Records from a data collection –
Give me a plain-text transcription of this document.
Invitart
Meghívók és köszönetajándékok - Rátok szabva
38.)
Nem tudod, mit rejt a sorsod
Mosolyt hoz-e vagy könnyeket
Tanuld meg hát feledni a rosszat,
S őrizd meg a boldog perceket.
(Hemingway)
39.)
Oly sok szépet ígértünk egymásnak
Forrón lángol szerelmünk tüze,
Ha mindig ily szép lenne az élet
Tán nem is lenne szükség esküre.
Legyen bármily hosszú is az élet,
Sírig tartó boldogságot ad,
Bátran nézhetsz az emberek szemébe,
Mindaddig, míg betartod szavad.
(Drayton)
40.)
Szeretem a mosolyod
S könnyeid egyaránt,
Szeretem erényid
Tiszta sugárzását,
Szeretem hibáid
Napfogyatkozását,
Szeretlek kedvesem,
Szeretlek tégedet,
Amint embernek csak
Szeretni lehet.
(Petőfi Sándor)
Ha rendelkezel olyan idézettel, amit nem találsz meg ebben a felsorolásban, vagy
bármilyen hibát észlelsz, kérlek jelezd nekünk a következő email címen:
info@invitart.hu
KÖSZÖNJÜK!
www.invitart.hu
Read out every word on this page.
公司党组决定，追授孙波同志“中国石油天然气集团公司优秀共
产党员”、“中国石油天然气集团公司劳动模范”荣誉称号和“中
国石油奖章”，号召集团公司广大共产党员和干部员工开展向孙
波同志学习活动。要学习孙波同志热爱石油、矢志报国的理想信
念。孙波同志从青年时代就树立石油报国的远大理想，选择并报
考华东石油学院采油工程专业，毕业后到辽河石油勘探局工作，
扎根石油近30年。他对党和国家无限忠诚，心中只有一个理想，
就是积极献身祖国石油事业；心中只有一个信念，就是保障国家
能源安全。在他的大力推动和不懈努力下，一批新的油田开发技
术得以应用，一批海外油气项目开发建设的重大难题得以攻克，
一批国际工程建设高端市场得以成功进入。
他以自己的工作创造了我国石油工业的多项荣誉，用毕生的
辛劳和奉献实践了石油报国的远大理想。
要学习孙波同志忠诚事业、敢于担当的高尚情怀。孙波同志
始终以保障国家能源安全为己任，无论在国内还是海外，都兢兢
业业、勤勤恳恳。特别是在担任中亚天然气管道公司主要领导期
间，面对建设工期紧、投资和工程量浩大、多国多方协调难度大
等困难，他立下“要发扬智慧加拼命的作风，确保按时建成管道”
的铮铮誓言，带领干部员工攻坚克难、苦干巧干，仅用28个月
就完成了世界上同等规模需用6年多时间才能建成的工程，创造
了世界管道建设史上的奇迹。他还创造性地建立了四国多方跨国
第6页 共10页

WHAT THE EXERCISE ASKS –
Reproduce the complete data exactly as presented above.

SOLUTION FOR THIS TASK –
Give me a plain-text transcription of this document.
Invitart
Meghívók és köszönetajándékok - Rátok szabva
38.)
Nem tudod, mit rejt a sorsod
Mosolyt hoz-e vagy könnyeket
Tanuld meg hát feledni a rosszat,
S őrizd meg a boldog perceket.
(Hemingway)
39.)
Oly sok szépet ígértünk egymásnak
Forrón lángol szerelmünk tüze,
Ha mindig ily szép lenne az élet
Tán nem is lenne szükség esküre.
Legyen bármily hosszú is az élet,
Sírig tartó boldogságot ad,
Bátran nézhetsz az emberek szemébe,
Mindaddig, míg betartod szavad.
(Drayton)
40.)
Szeretem a mosolyod
S könnyeid egyaránt,
Szeretem erényid
Tiszta sugárzását,
Szeretem hibáid
Napfogyatkozását,
Szeretlek kedvesem,
Szeretlek tégedet,
Amint embernek csak
Szeretni lehet.
(Petőfi Sándor)
Ha rendelkezel olyan idézettel, amit nem találsz meg ebben a felsorolásban, vagy
bármilyen hibát észlelsz, kérlek jelezd nekünk a következő email címen:
info@invitart.hu
KÖSZÖNJÜK!
www.invitart.hu
Read out every word on this page.
公司党组决定，追授孙波同志“中国石油天然气集团公司优秀共
产党员”、“中国石油天然气集团公司劳动模范”荣誉称号和“中
国石油奖章”，号召集团公司广大共产党员和干部员工开展向孙
波同志学习活动。要学习孙波同志热爱石油、矢志报国的理想信
念。孙波同志从青年时代就树立石油报国的远大理想，选择并报
考华东石油学院采油工程专业，毕业后到辽河石油勘探局工作，
扎根石油近30年。他对党和国家无限忠诚，心中只有一个理想，
就是积极献身祖国石油事业；心中只有一个信念，就是保障国家
能源安全。在他的大力推动和不懈努力下，一批新的油田开发技
术得以应用，一批海外油气项目开发建设的重大难题得以攻克，
一批国际工程建设高端市场得以成功进入。
他以自己的工作创造了我国石油工业的多项荣誉，用毕生的
辛劳和奉献实践了石油报国的远大理想。
要学习孙波同志忠诚事业、敢于担当的高尚情怀。孙波同志
始终以保障国家能源安全为己任，无论在国内还是海外，都兢兢
业业、勤勤恳恳。特别是在担任中亚天然气管道公司主要领导期
间，面对建设工期紧、投资和工程量浩大、多国多方协调难度大
等困难，他立下“要发扬智慧加拼命的作风，确保按时建成管道”
的铮铮誓言，带领干部员工攻坚克难、苦干巧干，仅用28个月
就完成了世界上同等规模需用6年多时间才能建成的工程，创造
了世界管道建设史上的奇迹。他还创造性地建立了四国多方跨国
第6页 共10页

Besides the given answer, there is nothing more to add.